### Work to do:
Report each line of the data that has "tids" somewhere in it.

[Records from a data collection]
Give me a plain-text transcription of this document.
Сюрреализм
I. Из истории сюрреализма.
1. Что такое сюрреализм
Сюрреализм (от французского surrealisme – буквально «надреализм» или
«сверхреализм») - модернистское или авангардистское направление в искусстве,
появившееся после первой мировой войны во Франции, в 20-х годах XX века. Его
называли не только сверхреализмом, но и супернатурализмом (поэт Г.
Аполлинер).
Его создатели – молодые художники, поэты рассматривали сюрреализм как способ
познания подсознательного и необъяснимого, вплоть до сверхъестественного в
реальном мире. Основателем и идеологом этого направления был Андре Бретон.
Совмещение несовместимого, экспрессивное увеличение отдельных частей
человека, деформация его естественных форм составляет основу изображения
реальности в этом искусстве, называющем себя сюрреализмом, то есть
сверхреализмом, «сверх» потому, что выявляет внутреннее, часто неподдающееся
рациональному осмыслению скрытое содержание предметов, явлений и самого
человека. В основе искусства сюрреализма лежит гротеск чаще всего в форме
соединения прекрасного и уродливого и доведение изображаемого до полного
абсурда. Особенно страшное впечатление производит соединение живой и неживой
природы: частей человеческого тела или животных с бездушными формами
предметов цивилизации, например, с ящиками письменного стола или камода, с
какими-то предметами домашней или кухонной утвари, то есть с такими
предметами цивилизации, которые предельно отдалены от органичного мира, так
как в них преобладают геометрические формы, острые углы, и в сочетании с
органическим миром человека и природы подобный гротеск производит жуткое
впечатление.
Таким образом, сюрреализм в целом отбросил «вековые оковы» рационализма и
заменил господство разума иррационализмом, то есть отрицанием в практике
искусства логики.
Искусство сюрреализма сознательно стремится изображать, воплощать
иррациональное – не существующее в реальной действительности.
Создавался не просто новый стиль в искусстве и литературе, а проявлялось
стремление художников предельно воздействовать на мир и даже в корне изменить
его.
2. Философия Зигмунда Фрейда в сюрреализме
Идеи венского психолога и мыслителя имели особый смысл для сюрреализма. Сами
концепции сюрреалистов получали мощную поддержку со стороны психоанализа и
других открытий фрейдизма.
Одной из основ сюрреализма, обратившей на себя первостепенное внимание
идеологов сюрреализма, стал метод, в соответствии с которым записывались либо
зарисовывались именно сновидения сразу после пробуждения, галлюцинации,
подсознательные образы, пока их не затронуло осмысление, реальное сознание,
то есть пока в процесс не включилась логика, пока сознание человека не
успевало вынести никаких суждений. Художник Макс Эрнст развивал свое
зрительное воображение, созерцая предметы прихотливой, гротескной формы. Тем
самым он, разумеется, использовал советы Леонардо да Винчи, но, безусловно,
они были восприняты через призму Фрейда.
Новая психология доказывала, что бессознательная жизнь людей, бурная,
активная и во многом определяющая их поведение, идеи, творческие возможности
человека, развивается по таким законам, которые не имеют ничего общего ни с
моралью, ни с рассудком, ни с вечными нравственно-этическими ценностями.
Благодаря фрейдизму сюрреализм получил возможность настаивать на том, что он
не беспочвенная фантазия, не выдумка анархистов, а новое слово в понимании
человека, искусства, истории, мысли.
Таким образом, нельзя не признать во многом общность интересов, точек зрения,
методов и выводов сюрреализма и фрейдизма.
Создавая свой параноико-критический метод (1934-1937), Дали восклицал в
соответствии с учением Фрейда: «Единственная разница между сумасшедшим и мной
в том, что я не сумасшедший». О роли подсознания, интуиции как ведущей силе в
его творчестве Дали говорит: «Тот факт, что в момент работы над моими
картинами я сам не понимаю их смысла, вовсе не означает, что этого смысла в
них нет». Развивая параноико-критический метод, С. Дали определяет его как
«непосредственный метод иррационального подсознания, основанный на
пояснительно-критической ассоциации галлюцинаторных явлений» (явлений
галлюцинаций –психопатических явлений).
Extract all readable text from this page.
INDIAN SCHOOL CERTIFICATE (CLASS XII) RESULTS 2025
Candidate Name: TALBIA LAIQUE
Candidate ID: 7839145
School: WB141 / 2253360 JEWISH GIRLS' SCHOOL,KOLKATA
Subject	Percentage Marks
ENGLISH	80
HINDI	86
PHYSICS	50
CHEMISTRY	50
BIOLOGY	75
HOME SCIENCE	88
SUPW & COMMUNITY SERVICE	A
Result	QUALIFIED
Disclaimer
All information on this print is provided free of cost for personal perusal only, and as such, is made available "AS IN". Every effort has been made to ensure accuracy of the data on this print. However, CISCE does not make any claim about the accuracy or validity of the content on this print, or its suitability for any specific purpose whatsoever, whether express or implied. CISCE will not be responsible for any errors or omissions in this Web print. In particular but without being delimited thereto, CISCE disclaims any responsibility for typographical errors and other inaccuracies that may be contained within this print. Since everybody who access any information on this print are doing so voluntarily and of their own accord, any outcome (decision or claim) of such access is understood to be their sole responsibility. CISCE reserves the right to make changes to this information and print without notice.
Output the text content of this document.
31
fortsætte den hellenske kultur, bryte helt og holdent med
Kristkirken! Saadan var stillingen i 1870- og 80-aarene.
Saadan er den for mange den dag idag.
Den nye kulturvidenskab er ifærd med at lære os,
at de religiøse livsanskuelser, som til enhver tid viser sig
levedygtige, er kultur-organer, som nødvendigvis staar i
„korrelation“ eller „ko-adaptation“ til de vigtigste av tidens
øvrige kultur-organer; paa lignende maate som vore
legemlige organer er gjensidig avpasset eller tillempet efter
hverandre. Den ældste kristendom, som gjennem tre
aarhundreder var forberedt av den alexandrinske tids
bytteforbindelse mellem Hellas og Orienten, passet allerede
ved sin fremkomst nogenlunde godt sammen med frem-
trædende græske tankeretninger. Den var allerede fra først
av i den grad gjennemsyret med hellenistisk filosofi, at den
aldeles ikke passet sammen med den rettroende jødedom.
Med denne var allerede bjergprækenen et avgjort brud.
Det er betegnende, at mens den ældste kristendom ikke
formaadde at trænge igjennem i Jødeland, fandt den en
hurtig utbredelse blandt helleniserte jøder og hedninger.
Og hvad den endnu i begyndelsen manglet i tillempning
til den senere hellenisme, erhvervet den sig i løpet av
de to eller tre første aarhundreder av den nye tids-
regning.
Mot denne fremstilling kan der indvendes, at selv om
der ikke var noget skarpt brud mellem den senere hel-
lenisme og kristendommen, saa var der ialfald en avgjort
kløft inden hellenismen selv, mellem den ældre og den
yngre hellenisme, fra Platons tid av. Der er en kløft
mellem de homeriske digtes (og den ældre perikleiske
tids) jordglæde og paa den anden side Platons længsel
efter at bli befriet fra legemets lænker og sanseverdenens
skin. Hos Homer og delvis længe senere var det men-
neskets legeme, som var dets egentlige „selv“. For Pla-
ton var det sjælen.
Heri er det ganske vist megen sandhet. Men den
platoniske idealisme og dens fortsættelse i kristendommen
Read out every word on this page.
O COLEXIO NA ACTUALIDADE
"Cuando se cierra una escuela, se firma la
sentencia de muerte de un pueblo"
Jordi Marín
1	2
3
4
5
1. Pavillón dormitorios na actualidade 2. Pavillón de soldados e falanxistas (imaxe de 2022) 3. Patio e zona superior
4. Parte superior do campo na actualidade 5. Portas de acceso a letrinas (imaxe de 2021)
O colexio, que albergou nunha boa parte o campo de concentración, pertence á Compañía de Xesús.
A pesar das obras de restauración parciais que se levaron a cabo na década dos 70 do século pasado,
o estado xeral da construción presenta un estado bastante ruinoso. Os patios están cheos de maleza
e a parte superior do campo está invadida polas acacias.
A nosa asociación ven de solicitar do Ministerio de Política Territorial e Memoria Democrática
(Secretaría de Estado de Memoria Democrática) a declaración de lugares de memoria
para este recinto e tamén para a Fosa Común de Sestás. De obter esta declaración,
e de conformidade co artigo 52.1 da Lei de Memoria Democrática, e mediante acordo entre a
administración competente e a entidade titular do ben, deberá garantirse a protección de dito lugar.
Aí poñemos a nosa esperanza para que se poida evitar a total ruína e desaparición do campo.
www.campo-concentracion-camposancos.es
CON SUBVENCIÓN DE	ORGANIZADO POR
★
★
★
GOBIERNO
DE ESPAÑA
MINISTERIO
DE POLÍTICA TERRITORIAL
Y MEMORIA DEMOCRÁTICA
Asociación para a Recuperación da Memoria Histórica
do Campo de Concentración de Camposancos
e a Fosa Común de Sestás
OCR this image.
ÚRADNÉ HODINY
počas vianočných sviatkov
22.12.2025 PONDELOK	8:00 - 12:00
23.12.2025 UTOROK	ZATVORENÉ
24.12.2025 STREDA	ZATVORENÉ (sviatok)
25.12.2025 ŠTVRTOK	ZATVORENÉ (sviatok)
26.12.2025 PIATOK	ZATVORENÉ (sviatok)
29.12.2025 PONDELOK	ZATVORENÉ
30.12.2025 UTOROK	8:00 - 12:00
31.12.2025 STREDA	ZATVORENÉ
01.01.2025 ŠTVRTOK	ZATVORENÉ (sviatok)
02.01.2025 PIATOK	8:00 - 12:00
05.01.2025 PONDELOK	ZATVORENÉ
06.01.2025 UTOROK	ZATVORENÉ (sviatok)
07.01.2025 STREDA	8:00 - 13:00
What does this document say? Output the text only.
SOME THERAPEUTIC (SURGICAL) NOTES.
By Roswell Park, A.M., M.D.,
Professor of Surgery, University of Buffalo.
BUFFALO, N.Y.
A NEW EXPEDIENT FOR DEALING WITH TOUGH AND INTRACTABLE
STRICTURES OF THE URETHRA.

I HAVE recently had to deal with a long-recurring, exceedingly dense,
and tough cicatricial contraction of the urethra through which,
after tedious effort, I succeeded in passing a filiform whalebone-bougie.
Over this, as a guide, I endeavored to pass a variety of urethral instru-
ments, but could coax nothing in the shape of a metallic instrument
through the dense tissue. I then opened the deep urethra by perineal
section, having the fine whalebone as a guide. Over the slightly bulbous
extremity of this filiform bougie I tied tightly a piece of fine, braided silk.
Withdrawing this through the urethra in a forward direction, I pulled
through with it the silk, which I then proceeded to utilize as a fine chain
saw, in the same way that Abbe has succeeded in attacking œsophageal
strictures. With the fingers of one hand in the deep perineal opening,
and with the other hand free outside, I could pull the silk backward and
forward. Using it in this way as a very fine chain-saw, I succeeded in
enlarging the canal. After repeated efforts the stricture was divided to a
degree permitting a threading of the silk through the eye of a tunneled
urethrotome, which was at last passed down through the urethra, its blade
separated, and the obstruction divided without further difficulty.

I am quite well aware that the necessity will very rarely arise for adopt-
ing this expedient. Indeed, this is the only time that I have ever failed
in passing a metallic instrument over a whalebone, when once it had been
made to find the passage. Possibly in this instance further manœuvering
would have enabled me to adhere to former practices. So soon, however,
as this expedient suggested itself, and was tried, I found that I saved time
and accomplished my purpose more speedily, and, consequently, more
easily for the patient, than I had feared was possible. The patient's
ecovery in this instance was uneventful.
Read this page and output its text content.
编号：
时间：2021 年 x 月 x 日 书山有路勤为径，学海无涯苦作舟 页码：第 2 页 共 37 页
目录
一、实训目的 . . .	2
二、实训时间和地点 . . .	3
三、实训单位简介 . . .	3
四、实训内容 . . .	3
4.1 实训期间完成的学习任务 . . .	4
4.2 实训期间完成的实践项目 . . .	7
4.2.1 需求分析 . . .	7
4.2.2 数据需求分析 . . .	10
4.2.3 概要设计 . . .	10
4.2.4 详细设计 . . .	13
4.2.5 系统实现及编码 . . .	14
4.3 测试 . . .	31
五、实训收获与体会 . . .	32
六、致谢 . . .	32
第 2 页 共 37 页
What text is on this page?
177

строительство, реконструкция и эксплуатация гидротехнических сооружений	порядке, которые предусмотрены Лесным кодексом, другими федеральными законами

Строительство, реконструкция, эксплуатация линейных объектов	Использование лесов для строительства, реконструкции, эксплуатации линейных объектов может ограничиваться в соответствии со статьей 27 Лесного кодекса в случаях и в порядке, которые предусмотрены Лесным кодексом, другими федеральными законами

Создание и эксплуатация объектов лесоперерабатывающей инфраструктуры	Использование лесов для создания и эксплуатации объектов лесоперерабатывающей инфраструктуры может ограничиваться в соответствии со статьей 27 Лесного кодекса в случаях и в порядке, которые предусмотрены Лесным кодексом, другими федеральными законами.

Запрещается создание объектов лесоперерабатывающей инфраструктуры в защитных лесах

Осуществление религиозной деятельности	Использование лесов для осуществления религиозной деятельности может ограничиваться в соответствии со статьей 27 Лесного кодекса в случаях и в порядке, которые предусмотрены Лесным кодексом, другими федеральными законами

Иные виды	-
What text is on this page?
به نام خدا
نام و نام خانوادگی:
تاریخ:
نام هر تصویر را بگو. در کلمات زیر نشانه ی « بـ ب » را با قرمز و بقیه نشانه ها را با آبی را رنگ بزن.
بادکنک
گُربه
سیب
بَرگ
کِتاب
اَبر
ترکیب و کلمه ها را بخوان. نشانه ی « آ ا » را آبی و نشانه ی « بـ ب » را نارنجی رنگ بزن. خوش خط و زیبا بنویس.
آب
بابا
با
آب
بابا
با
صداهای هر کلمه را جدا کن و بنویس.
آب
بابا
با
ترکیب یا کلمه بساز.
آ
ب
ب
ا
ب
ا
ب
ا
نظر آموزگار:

### Answer to the exercise:
aarhundreder var forberedt av den alexandrinske tids
de to eller tre første aarhundreder av den nye tids-
tids) jordglæde og paa den anden side Platons længsel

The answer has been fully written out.